EXERCISE AIM:
Below are records to be output exactly, every one of them.

— start RECORD EXCERPTS —

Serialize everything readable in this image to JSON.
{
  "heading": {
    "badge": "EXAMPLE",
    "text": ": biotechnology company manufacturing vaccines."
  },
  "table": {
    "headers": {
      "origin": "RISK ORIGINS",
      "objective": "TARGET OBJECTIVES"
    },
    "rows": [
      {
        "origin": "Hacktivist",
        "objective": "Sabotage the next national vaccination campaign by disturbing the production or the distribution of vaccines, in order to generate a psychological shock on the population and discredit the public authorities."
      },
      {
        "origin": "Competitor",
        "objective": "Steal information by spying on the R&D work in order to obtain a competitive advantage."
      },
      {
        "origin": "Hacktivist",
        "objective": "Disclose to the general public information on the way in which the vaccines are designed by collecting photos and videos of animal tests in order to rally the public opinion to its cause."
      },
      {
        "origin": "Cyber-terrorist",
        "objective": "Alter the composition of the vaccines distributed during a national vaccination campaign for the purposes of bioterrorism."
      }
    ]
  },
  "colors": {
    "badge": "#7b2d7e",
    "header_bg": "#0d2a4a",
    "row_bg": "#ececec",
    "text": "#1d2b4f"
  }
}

— end RECORD EXCERPTS —

SOLUTION TO THIS TASK:
Serialize everything readable in this image to JSON.
{
  "heading": {
    "badge": "EXAMPLE",
    "text": ": biotechnology company manufacturing vaccines."
  },
  "table": {
    "headers": {
      "origin": "RISK ORIGINS",
      "objective": "TARGET OBJECTIVES"
    },
    "rows": [
      {
        "origin": "Hacktivist",
        "objective": "Sabotage the next national vaccination campaign by disturbing the production or the distribution of vaccines, in order to generate a psychological shock on the population and discredit the public authorities."
      },
      {
        "origin": "Competitor",
        "objective": "Steal information by spying on the R&D work in order to obtain a competitive advantage."
      },
      {
        "origin": "Hacktivist",
        "objective": "Disclose to the general public information on the way in which the vaccines are designed by collecting photos and videos of animal tests in order to rally the public opinion to its cause."
      },
      {
        "origin": "Cyber-terrorist",
        "objective": "Alter the composition of the vaccines distributed during a national vaccination campaign for the purposes of bioterrorism."
      }
    ]
  },
  "colors": {
    "badge": "#7b2d7e",
    "header_bg": "#0d2a4a",
    "row_bg": "#ececec",
    "text": "#1d2b4f"
  }
}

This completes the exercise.